■ **SUPPLIED DATA**:

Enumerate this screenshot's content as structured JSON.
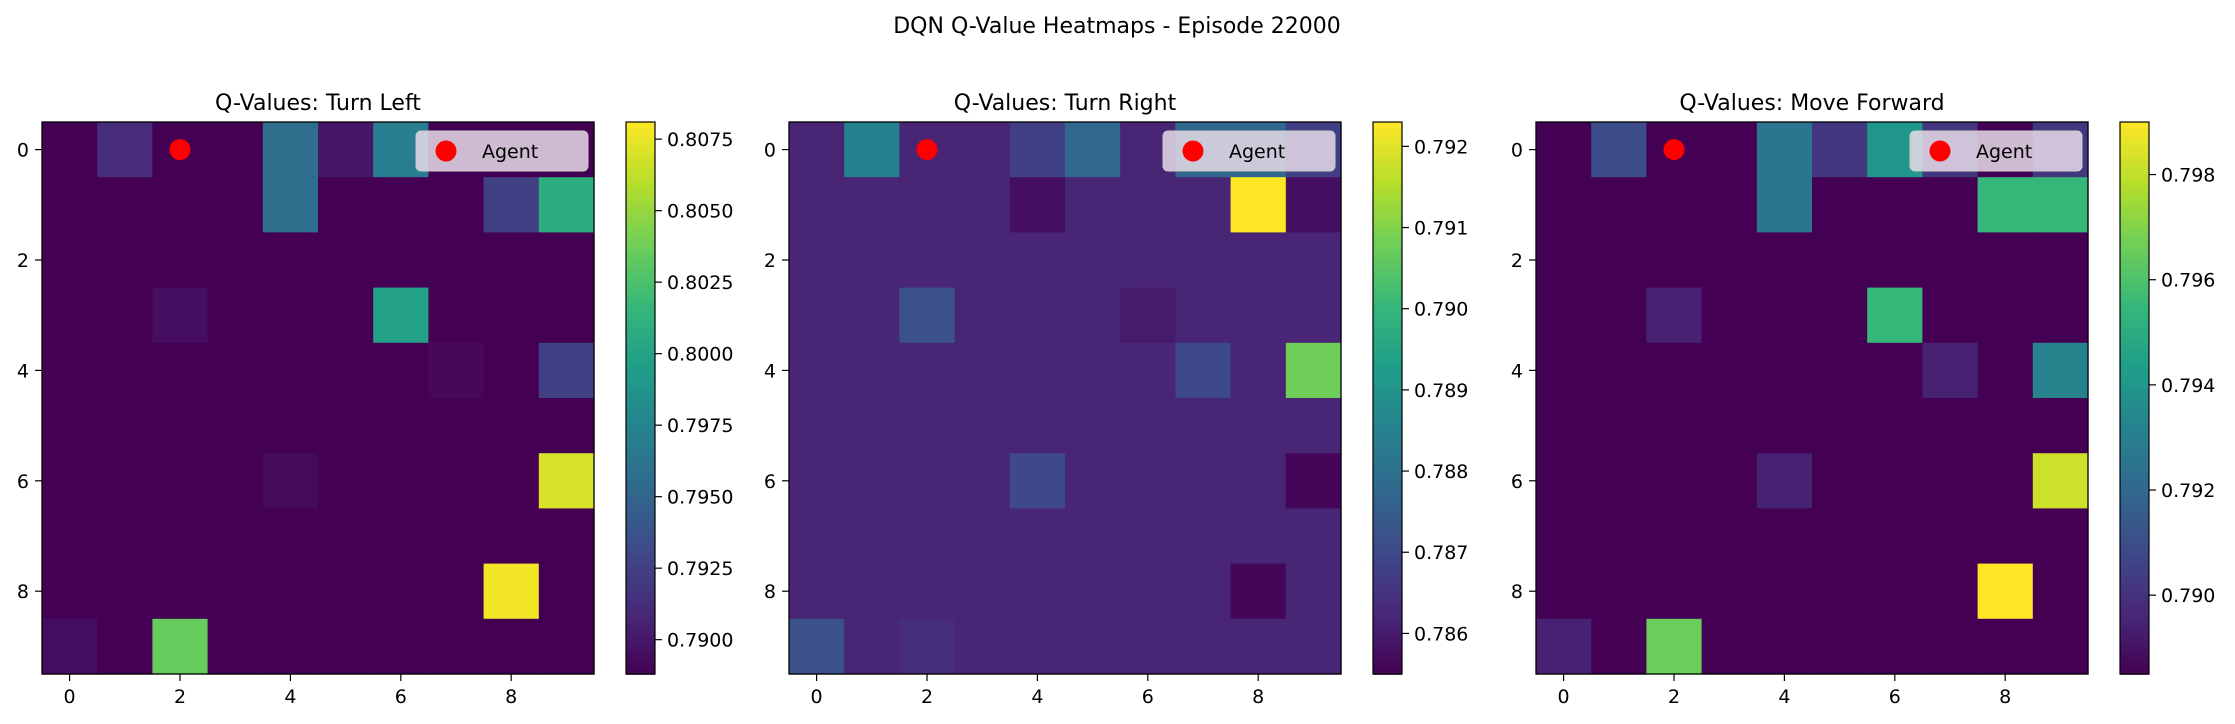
{
  "figure": {
    "title": "DQN Q-Value Heatmaps - Episode 22000"
  },
  "colors": {
    "viridis": [
      "#440154",
      "#482878",
      "#3e4989",
      "#31688e",
      "#26828e",
      "#1f9e89",
      "#35b779",
      "#6ece58",
      "#b5de2b",
      "#fde725"
    ],
    "agent": "#ff0000",
    "legend_bg": "#e6dce8"
  },
  "chart_data": [
    {
      "type": "heatmap",
      "title": "Q-Values: Turn Left",
      "rows": 10,
      "cols": 10,
      "xticks": [
        0,
        2,
        4,
        6,
        8
      ],
      "yticks": [
        0,
        2,
        4,
        6,
        8
      ],
      "vmin": 0.7888,
      "vmax": 0.8081,
      "colorbar_ticks": [
        "0.7900",
        "0.7925",
        "0.7950",
        "0.7975",
        "0.8000",
        "0.8025",
        "0.8050",
        "0.8075"
      ],
      "agent": {
        "row": 0,
        "col": 2,
        "label": "Agent"
      },
      "values": [
        [
          0.7888,
          0.7912,
          0.7888,
          0.7888,
          0.7958,
          0.79,
          0.797,
          0.7888,
          0.7888,
          0.7888
        ],
        [
          0.7888,
          0.7888,
          0.7888,
          0.7888,
          0.7958,
          0.7888,
          0.7888,
          0.7888,
          0.7925,
          0.8008
        ],
        [
          0.7888,
          0.7888,
          0.7888,
          0.7888,
          0.7888,
          0.7888,
          0.7888,
          0.7888,
          0.7888,
          0.7888
        ],
        [
          0.7888,
          0.7888,
          0.7895,
          0.7888,
          0.7888,
          0.7888,
          0.7998,
          0.7888,
          0.7888,
          0.7888
        ],
        [
          0.7888,
          0.7888,
          0.7888,
          0.7888,
          0.7888,
          0.7888,
          0.7888,
          0.7892,
          0.7888,
          0.7925
        ],
        [
          0.7888,
          0.7888,
          0.7888,
          0.7888,
          0.7888,
          0.7888,
          0.7888,
          0.7888,
          0.7888,
          0.7888
        ],
        [
          0.7888,
          0.7888,
          0.7888,
          0.7888,
          0.7893,
          0.7888,
          0.7888,
          0.7888,
          0.7888,
          0.807
        ],
        [
          0.7888,
          0.7888,
          0.7888,
          0.7888,
          0.7888,
          0.7888,
          0.7888,
          0.7888,
          0.7888,
          0.7888
        ],
        [
          0.7888,
          0.7888,
          0.7888,
          0.7888,
          0.7888,
          0.7888,
          0.7888,
          0.7888,
          0.8078,
          0.7888
        ],
        [
          0.7895,
          0.7888,
          0.8035,
          0.7888,
          0.7888,
          0.7888,
          0.7888,
          0.7888,
          0.7888,
          0.7888
        ]
      ]
    },
    {
      "type": "heatmap",
      "title": "Q-Values: Turn Right",
      "rows": 10,
      "cols": 10,
      "xticks": [
        0,
        2,
        4,
        6,
        8
      ],
      "yticks": [
        0,
        2,
        4,
        6,
        8
      ],
      "vmin": 0.7855,
      "vmax": 0.7923,
      "colorbar_ticks": [
        "0.786",
        "0.787",
        "0.788",
        "0.789",
        "0.790",
        "0.791",
        "0.792"
      ],
      "agent": {
        "row": 0,
        "col": 2,
        "label": "Agent"
      },
      "values": [
        [
          0.7862,
          0.7885,
          0.7862,
          0.7862,
          0.7868,
          0.7878,
          0.7862,
          0.7878,
          0.7878,
          0.7868
        ],
        [
          0.7862,
          0.7862,
          0.7862,
          0.7862,
          0.7858,
          0.7862,
          0.7862,
          0.7862,
          0.7923,
          0.7858
        ],
        [
          0.7862,
          0.7862,
          0.7862,
          0.7862,
          0.7862,
          0.7862,
          0.7862,
          0.7862,
          0.7862,
          0.7862
        ],
        [
          0.7862,
          0.7862,
          0.7872,
          0.7862,
          0.7862,
          0.7862,
          0.786,
          0.7862,
          0.7862,
          0.7862
        ],
        [
          0.7862,
          0.7862,
          0.7862,
          0.7862,
          0.7862,
          0.7862,
          0.7862,
          0.787,
          0.7862,
          0.7908
        ],
        [
          0.7862,
          0.7862,
          0.7862,
          0.7862,
          0.7862,
          0.7862,
          0.7862,
          0.7862,
          0.7862,
          0.7862
        ],
        [
          0.7862,
          0.7862,
          0.7862,
          0.7862,
          0.787,
          0.7862,
          0.7862,
          0.7862,
          0.7862,
          0.7856
        ],
        [
          0.7862,
          0.7862,
          0.7862,
          0.7862,
          0.7862,
          0.7862,
          0.7862,
          0.7862,
          0.7862,
          0.7862
        ],
        [
          0.7862,
          0.7862,
          0.7862,
          0.7862,
          0.7862,
          0.7862,
          0.7862,
          0.7862,
          0.7856,
          0.7862
        ],
        [
          0.7872,
          0.7862,
          0.7864,
          0.7862,
          0.7862,
          0.7862,
          0.7862,
          0.7862,
          0.7862,
          0.7862
        ]
      ]
    },
    {
      "type": "heatmap",
      "title": "Q-Values: Move Forward",
      "rows": 10,
      "cols": 10,
      "xticks": [
        0,
        2,
        4,
        6,
        8
      ],
      "yticks": [
        0,
        2,
        4,
        6,
        8
      ],
      "vmin": 0.7885,
      "vmax": 0.799,
      "colorbar_ticks": [
        "0.790",
        "0.792",
        "0.794",
        "0.796",
        "0.798"
      ],
      "agent": {
        "row": 0,
        "col": 2,
        "label": "Agent"
      },
      "values": [
        [
          0.7885,
          0.791,
          0.7885,
          0.7885,
          0.7926,
          0.7902,
          0.794,
          0.7902,
          0.7885,
          0.7902
        ],
        [
          0.7885,
          0.7885,
          0.7885,
          0.7885,
          0.7926,
          0.7885,
          0.7885,
          0.7885,
          0.7955,
          0.7955
        ],
        [
          0.7885,
          0.7885,
          0.7885,
          0.7885,
          0.7885,
          0.7885,
          0.7885,
          0.7885,
          0.7885,
          0.7885
        ],
        [
          0.7885,
          0.7885,
          0.7895,
          0.7885,
          0.7885,
          0.7885,
          0.7955,
          0.7885,
          0.7885,
          0.7885
        ],
        [
          0.7885,
          0.7885,
          0.7885,
          0.7885,
          0.7885,
          0.7885,
          0.7885,
          0.7895,
          0.7885,
          0.7932
        ],
        [
          0.7885,
          0.7885,
          0.7885,
          0.7885,
          0.7885,
          0.7885,
          0.7885,
          0.7885,
          0.7885,
          0.7885
        ],
        [
          0.7885,
          0.7885,
          0.7885,
          0.7885,
          0.7895,
          0.7885,
          0.7885,
          0.7885,
          0.7885,
          0.7982
        ],
        [
          0.7885,
          0.7885,
          0.7885,
          0.7885,
          0.7885,
          0.7885,
          0.7885,
          0.7885,
          0.7885,
          0.7885
        ],
        [
          0.7885,
          0.7885,
          0.7885,
          0.7885,
          0.7885,
          0.7885,
          0.7885,
          0.7885,
          0.799,
          0.7885
        ],
        [
          0.7895,
          0.7885,
          0.7966,
          0.7885,
          0.7885,
          0.7885,
          0.7885,
          0.7885,
          0.7885,
          0.7885
        ]
      ]
    }
  ]
}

■ **EXERCISE**:
Extract the text of all the records above verbatim, excluding pictures.

■ **TASK SOLUTION**:
Enumerate this screenshot's content as structured JSON.
{
  "figure": {
    "title": "DQN Q-Value Heatmaps - Episode 22000"
  },
  "colors": {
    "viridis": [
      "#440154",
      "#482878",
      "#3e4989",
      "#31688e",
      "#26828e",
      "#1f9e89",
      "#35b779",
      "#6ece58",
      "#b5de2b",
      "#fde725"
    ],
    "agent": "#ff0000",
    "legend_bg": "#e6dce8"
  },
  "chart_data": [
    {
      "type": "heatmap",
      "title": "Q-Values: Turn Left",
      "rows": 10,
      "cols": 10,
      "xticks": [
        0,
        2,
        4,
        6,
        8
      ],
      "yticks": [
        0,
        2,
        4,
        6,
        8
      ],
      "vmin": 0.7888,
      "vmax": 0.8081,
      "colorbar_ticks": [
        "0.7900",
        "0.7925",
        "0.7950",
        "0.7975",
        "0.8000",
        "0.8025",
        "0.8050",
        "0.8075"
      ],
      "agent": {
        "row": 0,
        "col": 2,
        "label": "Agent"
      },
      "values": [
        [
          0.7888,
          0.7912,
          0.7888,
          0.7888,
          0.7958,
          0.79,
          0.797,
          0.7888,
          0.7888,
          0.7888
        ],
        [
          0.7888,
          0.7888,
          0.7888,
          0.7888,
          0.7958,
          0.7888,
          0.7888,
          0.7888,
          0.7925,
          0.8008
        ],
        [
          0.7888,
          0.7888,
          0.7888,
          0.7888,
          0.7888,
          0.7888,
          0.7888,
          0.7888,
          0.7888,
          0.7888
        ],
        [
          0.7888,
          0.7888,
          0.7895,
          0.7888,
          0.7888,
          0.7888,
          0.7998,
          0.7888,
          0.7888,
          0.7888
        ],
        [
          0.7888,
          0.7888,
          0.7888,
          0.7888,
          0.7888,
          0.7888,
          0.7888,
          0.7892,
          0.7888,
          0.7925
        ],
        [
          0.7888,
          0.7888,
          0.7888,
          0.7888,
          0.7888,
          0.7888,
          0.7888,
          0.7888,
          0.7888,
          0.7888
        ],
        [
          0.7888,
          0.7888,
          0.7888,
          0.7888,
          0.7893,
          0.7888,
          0.7888,
          0.7888,
          0.7888,
          0.807
        ],
        [
          0.7888,
          0.7888,
          0.7888,
          0.7888,
          0.7888,
          0.7888,
          0.7888,
          0.7888,
          0.7888,
          0.7888
        ],
        [
          0.7888,
          0.7888,
          0.7888,
          0.7888,
          0.7888,
          0.7888,
          0.7888,
          0.7888,
          0.8078,
          0.7888
        ],
        [
          0.7895,
          0.7888,
          0.8035,
          0.7888,
          0.7888,
          0.7888,
          0.7888,
          0.7888,
          0.7888,
          0.7888
        ]
      ]
    },
    {
      "type": "heatmap",
      "title": "Q-Values: Turn Right",
      "rows": 10,
      "cols": 10,
      "xticks": [
        0,
        2,
        4,
        6,
        8
      ],
      "yticks": [
        0,
        2,
        4,
        6,
        8
      ],
      "vmin": 0.7855,
      "vmax": 0.7923,
      "colorbar_ticks": [
        "0.786",
        "0.787",
        "0.788",
        "0.789",
        "0.790",
        "0.791",
        "0.792"
      ],
      "agent": {
        "row": 0,
        "col": 2,
        "label": "Agent"
      },
      "values": [
        [
          0.7862,
          0.7885,
          0.7862,
          0.7862,
          0.7868,
          0.7878,
          0.7862,
          0.7878,
          0.7878,
          0.7868
        ],
        [
          0.7862,
          0.7862,
          0.7862,
          0.7862,
          0.7858,
          0.7862,
          0.7862,
          0.7862,
          0.7923,
          0.7858
        ],
        [
          0.7862,
          0.7862,
          0.7862,
          0.7862,
          0.7862,
          0.7862,
          0.7862,
          0.7862,
          0.7862,
          0.7862
        ],
        [
          0.7862,
          0.7862,
          0.7872,
          0.7862,
          0.7862,
          0.7862,
          0.786,
          0.7862,
          0.7862,
          0.7862
        ],
        [
          0.7862,
          0.7862,
          0.7862,
          0.7862,
          0.7862,
          0.7862,
          0.7862,
          0.787,
          0.7862,
          0.7908
        ],
        [
          0.7862,
          0.7862,
          0.7862,
          0.7862,
          0.7862,
          0.7862,
          0.7862,
          0.7862,
          0.7862,
          0.7862
        ],
        [
          0.7862,
          0.7862,
          0.7862,
          0.7862,
          0.787,
          0.7862,
          0.7862,
          0.7862,
          0.7862,
          0.7856
        ],
        [
          0.7862,
          0.7862,
          0.7862,
          0.7862,
          0.7862,
          0.7862,
          0.7862,
          0.7862,
          0.7862,
          0.7862
        ],
        [
          0.7862,
          0.7862,
          0.7862,
          0.7862,
          0.7862,
          0.7862,
          0.7862,
          0.7862,
          0.7856,
          0.7862
        ],
        [
          0.7872,
          0.7862,
          0.7864,
          0.7862,
          0.7862,
          0.7862,
          0.7862,
          0.7862,
          0.7862,
          0.7862
        ]
      ]
    },
    {
      "type": "heatmap",
      "title": "Q-Values: Move Forward",
      "rows": 10,
      "cols": 10,
      "xticks": [
        0,
        2,
        4,
        6,
        8
      ],
      "yticks": [
        0,
        2,
        4,
        6,
        8
      ],
      "vmin": 0.7885,
      "vmax": 0.799,
      "colorbar_ticks": [
        "0.790",
        "0.792",
        "0.794",
        "0.796",
        "0.798"
      ],
      "agent": {
        "row": 0,
        "col": 2,
        "label": "Agent"
      },
      "values": [
        [
          0.7885,
          0.791,
          0.7885,
          0.7885,
          0.7926,
          0.7902,
          0.794,
          0.7902,
          0.7885,
          0.7902
        ],
        [
          0.7885,
          0.7885,
          0.7885,
          0.7885,
          0.7926,
          0.7885,
          0.7885,
          0.7885,
          0.7955,
          0.7955
        ],
        [
          0.7885,
          0.7885,
          0.7885,
          0.7885,
          0.7885,
          0.7885,
          0.7885,
          0.7885,
          0.7885,
          0.7885
        ],
        [
          0.7885,
          0.7885,
          0.7895,
          0.7885,
          0.7885,
          0.7885,
          0.7955,
          0.7885,
          0.7885,
          0.7885
        ],
        [
          0.7885,
          0.7885,
          0.7885,
          0.7885,
          0.7885,
          0.7885,
          0.7885,
          0.7895,
          0.7885,
          0.7932
        ],
        [
          0.7885,
          0.7885,
          0.7885,
          0.7885,
          0.7885,
          0.7885,
          0.7885,
          0.7885,
          0.7885,
          0.7885
        ],
        [
          0.7885,
          0.7885,
          0.7885,
          0.7885,
          0.7895,
          0.7885,
          0.7885,
          0.7885,
          0.7885,
          0.7982
        ],
        [
          0.7885,
          0.7885,
          0.7885,
          0.7885,
          0.7885,
          0.7885,
          0.7885,
          0.7885,
          0.7885,
          0.7885
        ],
        [
          0.7885,
          0.7885,
          0.7885,
          0.7885,
          0.7885,
          0.7885,
          0.7885,
          0.7885,
          0.799,
          0.7885
        ],
        [
          0.7895,
          0.7885,
          0.7966,
          0.7885,
          0.7885,
          0.7885,
          0.7885,
          0.7885,
          0.7885,
          0.7885
        ]
      ]
    }
  ]
}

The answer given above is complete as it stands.